Entries with figure data
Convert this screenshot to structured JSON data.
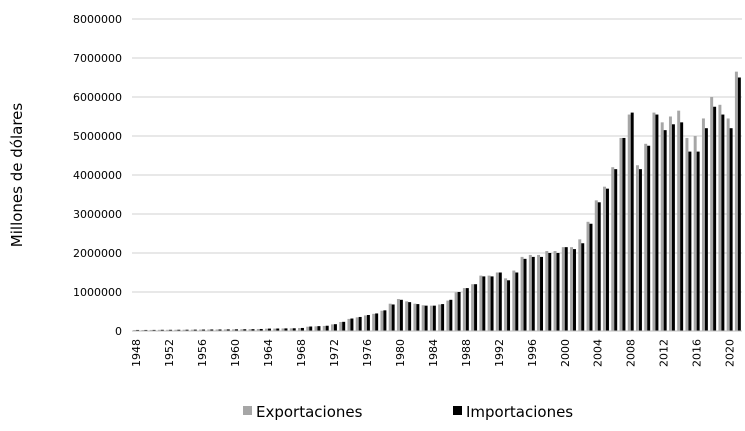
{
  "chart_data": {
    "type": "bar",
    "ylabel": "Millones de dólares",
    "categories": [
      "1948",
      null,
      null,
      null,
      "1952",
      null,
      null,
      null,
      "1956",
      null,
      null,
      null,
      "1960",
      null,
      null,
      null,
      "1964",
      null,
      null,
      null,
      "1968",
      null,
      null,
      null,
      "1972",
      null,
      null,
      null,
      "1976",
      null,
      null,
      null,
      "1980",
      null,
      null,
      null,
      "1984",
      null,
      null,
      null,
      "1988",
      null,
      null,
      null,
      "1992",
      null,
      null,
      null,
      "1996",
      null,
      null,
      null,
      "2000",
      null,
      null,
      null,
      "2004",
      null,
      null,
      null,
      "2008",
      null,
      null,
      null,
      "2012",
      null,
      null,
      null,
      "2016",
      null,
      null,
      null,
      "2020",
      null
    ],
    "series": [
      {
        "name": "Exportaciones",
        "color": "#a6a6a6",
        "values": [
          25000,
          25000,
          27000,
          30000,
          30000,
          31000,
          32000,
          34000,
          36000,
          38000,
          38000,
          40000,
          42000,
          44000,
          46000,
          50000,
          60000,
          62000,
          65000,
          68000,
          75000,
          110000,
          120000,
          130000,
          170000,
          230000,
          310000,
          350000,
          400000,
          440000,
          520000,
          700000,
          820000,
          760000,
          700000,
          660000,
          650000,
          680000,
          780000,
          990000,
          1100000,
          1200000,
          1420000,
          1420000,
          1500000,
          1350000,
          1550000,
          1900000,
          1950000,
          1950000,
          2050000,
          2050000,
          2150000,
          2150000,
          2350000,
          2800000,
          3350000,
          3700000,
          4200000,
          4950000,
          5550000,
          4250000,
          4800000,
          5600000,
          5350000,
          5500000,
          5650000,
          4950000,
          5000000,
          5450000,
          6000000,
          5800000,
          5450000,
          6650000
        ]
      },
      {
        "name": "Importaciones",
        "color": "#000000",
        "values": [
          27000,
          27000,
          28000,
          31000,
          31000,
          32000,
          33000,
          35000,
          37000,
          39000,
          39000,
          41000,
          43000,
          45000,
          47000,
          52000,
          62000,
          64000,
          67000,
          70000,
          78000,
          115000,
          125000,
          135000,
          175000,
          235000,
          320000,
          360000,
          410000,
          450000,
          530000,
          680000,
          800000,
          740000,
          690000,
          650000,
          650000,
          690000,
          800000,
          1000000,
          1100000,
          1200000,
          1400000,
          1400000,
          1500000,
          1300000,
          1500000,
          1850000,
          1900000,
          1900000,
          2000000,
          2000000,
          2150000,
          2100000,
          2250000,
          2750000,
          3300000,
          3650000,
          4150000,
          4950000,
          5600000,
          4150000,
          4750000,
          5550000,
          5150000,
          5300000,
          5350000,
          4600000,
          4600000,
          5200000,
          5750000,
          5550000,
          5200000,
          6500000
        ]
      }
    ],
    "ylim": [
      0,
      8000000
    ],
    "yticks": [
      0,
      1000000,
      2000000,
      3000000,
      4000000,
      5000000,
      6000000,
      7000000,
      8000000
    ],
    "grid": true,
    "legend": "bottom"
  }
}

JOB ::
From the data above, copy each line where the string "name" appears.

TASK ANSWER ::
        "name": "Exportaciones",
        "name": "Importaciones",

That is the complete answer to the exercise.